--- Start ---

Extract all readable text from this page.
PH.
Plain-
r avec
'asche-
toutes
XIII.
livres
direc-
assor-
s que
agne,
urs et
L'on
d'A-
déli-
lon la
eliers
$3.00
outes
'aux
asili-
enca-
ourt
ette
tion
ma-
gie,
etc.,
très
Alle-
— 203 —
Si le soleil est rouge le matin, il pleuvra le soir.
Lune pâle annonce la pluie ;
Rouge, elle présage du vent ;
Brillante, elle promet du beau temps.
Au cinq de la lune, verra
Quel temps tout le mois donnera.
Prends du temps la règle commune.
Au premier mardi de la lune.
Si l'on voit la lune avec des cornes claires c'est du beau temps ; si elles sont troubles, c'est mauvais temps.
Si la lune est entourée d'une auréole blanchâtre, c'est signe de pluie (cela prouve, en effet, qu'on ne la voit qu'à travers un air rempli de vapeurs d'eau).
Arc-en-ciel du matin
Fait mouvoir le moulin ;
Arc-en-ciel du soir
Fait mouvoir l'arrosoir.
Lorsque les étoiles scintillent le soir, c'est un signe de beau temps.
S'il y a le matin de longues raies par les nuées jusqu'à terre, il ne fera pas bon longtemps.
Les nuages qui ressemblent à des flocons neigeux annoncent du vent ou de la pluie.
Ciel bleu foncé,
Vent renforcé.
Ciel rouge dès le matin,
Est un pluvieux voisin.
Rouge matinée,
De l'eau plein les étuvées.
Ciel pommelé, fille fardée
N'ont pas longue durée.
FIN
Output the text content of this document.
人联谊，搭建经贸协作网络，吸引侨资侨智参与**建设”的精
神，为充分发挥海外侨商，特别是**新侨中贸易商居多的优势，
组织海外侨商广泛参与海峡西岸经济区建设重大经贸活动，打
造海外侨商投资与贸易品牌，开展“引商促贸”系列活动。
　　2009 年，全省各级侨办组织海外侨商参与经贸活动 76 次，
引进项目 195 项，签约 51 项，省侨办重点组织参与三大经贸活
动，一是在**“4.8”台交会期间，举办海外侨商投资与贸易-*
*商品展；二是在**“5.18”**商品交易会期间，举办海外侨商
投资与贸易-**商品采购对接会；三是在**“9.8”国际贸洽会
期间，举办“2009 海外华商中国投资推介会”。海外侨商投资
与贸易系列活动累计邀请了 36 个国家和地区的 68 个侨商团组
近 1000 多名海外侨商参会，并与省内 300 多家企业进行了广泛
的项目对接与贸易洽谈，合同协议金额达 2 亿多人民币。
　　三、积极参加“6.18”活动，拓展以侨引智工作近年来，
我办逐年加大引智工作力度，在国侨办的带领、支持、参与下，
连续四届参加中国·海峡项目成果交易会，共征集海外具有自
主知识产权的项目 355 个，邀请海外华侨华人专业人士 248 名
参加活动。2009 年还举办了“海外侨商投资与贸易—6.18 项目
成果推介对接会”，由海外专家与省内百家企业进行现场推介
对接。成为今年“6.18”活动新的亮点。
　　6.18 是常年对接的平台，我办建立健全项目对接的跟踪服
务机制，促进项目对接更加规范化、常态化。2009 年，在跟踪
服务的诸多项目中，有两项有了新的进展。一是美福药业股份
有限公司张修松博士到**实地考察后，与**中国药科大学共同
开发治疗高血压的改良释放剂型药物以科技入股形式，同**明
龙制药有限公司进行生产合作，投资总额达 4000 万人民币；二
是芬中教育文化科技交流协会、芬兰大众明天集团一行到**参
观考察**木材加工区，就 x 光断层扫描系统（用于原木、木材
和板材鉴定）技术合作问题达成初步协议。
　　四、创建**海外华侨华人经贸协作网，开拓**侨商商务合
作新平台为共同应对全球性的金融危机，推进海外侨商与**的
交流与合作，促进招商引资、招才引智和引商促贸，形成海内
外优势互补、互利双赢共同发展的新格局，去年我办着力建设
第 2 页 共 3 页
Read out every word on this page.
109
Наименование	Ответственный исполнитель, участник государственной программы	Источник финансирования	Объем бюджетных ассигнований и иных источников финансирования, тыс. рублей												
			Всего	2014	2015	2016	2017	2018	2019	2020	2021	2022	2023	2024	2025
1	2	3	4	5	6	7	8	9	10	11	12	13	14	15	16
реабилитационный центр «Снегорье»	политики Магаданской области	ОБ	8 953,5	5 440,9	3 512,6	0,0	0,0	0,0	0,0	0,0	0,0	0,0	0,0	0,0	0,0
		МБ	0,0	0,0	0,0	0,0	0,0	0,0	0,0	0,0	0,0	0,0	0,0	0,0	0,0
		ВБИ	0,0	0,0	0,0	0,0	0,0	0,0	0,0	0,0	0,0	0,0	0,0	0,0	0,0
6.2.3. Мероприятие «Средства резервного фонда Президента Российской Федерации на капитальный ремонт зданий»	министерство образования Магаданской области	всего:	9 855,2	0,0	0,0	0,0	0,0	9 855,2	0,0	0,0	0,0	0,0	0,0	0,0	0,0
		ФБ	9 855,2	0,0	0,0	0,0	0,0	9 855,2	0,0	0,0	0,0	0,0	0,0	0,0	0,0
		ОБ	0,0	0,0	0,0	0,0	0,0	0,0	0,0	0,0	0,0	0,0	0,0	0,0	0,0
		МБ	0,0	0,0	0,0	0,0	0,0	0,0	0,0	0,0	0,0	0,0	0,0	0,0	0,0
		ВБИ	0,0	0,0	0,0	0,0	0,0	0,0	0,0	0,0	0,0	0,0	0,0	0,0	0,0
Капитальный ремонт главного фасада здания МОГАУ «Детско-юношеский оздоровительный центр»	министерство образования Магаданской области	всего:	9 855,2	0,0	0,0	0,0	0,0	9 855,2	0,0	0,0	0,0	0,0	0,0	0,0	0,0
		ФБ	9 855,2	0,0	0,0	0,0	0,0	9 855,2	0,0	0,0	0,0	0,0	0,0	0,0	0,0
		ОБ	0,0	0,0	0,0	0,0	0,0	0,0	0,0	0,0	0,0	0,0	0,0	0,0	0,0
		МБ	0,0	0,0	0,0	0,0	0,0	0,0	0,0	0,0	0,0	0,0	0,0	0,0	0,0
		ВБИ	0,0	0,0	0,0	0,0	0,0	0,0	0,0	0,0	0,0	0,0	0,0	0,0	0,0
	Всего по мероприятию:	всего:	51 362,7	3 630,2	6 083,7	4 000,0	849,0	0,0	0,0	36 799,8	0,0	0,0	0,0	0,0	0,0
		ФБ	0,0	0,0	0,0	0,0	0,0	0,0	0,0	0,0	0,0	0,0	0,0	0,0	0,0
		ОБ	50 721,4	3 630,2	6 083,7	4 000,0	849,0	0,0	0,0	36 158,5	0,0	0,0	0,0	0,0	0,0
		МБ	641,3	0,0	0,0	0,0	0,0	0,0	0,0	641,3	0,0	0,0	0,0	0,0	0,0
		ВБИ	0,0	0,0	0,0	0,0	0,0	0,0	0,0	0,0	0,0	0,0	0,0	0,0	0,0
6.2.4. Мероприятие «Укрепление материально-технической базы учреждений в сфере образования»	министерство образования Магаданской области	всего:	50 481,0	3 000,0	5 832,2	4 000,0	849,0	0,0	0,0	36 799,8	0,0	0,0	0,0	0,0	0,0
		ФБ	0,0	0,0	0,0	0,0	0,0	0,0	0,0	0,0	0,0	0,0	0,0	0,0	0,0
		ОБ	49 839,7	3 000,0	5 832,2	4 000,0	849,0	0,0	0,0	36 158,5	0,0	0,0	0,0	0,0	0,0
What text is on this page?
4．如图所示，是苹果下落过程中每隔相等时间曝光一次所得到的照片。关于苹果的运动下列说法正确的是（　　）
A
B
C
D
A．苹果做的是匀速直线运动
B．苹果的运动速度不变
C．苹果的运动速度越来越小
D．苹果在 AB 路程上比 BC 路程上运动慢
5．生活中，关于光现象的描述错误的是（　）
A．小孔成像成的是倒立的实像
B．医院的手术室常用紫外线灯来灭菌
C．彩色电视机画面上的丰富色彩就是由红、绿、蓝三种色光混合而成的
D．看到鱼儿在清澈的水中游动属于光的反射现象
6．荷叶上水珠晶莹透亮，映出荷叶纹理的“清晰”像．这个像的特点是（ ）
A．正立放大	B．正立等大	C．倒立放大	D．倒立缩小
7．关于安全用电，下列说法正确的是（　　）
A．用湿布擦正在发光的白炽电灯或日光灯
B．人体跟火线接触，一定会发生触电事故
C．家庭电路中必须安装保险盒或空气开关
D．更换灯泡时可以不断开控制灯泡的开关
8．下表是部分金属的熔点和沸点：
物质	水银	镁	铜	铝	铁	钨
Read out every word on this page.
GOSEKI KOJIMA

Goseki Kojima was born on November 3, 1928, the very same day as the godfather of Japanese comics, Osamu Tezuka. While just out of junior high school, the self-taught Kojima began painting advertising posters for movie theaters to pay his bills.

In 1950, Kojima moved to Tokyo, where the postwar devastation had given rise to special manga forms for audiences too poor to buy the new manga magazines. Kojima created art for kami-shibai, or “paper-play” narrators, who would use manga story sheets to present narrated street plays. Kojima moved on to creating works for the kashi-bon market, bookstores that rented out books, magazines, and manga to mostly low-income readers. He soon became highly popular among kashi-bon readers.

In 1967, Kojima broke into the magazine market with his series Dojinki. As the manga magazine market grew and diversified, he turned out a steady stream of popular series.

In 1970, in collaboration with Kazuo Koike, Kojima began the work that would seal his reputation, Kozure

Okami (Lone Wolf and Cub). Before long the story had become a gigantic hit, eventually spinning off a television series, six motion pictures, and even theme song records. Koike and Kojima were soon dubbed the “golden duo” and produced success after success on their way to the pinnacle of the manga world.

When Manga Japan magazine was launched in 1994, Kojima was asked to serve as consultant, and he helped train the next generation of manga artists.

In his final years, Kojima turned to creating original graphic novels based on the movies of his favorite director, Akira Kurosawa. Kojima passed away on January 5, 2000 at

--- End ---

AIM OF THE EXERCISE: Filter the records for lines holding the string "avec". Copy each one.

OUTPUT:
r avec
Si l'on voit la lune avec des cornes claires c'est du beau temps ; si elles sont troubles, c'est mauvais temps.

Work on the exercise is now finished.